+++ Data for this task

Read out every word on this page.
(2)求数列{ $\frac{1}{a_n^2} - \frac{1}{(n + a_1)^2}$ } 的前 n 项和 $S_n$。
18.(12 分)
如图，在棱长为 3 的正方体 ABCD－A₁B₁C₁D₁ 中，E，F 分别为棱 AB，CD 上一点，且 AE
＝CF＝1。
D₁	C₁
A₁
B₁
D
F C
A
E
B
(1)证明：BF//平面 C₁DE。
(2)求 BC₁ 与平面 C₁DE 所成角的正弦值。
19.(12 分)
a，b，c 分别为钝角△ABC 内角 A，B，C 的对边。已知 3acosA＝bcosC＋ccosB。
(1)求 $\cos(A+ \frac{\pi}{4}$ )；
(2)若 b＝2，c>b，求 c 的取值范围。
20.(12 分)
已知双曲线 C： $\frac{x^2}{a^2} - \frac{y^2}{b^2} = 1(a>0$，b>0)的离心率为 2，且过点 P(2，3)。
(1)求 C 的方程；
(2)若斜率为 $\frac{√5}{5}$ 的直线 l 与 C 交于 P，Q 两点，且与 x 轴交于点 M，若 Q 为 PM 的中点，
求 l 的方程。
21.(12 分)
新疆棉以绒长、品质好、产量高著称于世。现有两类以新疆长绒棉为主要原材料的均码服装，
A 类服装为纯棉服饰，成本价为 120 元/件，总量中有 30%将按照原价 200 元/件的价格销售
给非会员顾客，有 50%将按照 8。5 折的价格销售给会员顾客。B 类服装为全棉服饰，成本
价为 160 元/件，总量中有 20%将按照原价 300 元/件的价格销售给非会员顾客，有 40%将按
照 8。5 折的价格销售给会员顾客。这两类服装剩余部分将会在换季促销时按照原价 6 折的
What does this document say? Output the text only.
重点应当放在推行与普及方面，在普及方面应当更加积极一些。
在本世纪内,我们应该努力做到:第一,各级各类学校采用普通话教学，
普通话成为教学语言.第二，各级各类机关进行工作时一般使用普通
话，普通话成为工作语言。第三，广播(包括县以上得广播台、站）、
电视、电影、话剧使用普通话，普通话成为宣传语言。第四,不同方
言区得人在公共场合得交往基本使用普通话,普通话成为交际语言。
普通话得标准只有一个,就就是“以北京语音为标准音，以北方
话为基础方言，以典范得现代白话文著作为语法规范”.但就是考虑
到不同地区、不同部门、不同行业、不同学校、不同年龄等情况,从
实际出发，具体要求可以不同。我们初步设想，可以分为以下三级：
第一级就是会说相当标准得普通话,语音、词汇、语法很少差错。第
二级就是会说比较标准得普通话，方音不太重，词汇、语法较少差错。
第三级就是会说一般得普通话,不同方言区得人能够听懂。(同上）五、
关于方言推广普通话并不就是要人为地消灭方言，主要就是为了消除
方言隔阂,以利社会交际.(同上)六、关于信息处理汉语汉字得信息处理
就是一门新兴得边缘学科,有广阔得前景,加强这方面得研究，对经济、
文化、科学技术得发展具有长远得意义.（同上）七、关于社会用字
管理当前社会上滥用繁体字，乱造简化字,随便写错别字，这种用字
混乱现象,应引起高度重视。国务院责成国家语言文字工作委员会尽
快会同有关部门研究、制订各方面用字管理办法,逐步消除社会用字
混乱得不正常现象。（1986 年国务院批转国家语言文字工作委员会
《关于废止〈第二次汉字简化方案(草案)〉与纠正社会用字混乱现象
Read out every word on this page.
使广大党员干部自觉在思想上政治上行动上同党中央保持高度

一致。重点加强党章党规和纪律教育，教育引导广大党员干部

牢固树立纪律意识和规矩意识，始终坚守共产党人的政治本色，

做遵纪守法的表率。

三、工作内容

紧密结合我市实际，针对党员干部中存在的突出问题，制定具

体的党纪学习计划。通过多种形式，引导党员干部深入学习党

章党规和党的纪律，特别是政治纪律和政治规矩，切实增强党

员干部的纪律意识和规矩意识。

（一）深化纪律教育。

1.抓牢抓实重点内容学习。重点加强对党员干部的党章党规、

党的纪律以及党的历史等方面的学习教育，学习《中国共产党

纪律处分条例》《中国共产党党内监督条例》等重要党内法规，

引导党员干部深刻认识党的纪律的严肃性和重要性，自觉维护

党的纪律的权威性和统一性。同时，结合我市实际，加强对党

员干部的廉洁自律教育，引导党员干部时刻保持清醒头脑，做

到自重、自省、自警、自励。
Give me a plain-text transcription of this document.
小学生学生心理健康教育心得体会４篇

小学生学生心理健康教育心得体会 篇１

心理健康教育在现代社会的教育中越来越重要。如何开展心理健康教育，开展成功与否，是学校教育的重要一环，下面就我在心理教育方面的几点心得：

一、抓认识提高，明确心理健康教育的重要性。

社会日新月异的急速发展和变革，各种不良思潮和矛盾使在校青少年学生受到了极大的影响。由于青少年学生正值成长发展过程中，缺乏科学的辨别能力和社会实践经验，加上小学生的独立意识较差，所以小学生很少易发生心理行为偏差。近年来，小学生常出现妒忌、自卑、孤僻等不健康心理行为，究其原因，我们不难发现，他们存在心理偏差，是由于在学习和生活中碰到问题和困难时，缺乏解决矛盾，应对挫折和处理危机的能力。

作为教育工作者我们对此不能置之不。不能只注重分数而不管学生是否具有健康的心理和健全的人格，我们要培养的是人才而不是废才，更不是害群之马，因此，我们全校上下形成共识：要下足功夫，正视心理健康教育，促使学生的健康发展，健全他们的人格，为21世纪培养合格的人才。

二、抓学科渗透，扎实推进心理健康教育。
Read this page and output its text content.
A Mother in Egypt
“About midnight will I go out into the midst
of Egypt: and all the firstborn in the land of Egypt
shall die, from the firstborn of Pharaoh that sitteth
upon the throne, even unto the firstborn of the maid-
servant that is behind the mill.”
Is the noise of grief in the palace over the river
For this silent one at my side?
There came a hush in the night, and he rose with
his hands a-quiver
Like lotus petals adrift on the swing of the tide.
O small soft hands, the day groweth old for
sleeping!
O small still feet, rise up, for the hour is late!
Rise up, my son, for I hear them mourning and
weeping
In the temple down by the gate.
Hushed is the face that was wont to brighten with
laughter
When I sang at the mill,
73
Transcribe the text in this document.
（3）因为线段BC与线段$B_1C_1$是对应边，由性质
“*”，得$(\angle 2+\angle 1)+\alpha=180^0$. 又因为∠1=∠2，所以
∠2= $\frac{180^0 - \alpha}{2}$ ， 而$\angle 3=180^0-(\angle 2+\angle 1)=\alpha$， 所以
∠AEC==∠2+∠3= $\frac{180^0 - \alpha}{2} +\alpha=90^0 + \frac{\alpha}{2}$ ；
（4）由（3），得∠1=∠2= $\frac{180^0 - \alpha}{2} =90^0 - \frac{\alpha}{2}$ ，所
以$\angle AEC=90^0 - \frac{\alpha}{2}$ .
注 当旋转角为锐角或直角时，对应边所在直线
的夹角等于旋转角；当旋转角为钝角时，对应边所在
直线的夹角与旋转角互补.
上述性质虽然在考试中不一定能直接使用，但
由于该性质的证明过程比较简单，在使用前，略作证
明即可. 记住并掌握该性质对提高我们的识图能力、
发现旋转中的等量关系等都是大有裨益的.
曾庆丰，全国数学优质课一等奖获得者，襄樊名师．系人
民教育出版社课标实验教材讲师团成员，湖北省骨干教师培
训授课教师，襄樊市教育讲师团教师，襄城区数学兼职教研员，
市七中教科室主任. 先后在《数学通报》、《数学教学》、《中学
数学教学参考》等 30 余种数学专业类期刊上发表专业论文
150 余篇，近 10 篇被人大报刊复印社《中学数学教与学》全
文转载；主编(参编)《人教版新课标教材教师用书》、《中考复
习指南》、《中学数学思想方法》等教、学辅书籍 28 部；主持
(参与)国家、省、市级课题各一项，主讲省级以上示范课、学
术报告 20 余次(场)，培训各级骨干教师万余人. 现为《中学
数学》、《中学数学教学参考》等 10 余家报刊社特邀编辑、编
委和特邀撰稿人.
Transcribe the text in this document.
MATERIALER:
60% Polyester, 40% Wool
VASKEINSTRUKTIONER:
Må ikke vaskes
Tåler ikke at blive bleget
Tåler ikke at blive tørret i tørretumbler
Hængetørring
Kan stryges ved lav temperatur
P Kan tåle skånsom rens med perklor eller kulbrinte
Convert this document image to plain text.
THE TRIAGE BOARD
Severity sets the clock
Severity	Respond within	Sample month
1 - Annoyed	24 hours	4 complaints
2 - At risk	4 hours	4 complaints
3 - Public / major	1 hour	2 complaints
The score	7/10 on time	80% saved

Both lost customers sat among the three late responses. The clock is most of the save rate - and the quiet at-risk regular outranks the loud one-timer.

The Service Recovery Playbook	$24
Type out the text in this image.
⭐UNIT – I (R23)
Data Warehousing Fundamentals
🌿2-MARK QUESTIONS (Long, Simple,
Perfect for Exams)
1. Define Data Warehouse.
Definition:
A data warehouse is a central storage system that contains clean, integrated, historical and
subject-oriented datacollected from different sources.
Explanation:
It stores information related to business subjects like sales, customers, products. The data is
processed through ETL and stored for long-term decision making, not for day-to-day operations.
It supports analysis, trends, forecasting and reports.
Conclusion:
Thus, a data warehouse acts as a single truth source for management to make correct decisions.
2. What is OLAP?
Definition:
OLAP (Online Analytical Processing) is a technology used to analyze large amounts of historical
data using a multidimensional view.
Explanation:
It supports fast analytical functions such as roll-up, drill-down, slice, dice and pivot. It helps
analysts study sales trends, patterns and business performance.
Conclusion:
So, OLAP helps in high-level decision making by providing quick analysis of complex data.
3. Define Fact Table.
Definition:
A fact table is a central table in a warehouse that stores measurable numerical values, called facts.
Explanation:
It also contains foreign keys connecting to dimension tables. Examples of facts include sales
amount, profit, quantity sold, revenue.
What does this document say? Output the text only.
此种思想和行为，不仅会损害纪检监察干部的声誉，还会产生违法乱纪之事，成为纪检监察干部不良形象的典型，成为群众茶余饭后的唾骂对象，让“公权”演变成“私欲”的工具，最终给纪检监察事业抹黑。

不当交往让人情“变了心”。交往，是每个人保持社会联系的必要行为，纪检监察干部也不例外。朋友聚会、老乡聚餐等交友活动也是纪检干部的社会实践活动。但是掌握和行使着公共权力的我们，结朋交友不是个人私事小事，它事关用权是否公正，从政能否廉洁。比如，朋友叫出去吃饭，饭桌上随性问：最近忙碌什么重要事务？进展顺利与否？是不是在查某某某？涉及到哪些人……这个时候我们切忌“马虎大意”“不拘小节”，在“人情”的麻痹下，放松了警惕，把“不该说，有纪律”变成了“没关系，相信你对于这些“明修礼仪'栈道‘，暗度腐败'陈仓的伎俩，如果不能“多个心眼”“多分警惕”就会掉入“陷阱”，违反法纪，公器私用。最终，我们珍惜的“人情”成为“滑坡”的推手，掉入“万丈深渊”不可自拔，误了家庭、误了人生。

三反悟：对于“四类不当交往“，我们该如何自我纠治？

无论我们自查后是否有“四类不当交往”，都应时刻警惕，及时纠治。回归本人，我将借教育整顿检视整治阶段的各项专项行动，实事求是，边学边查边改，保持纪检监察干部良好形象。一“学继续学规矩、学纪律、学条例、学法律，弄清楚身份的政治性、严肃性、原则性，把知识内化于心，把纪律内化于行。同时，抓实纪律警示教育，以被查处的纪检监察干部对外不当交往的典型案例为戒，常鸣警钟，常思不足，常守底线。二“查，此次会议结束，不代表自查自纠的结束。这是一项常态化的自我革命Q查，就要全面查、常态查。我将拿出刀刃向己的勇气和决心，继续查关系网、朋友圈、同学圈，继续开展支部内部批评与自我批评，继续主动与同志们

++++++

→ **Aim**
Write out every line of the entries that holds the word "historical".

→ **Solution for this exercise**
A data warehouse is a central storage system that contains clean, integrated, historical and
OLAP (Online Analytical Processing) is a technology used to analyze large amounts of historical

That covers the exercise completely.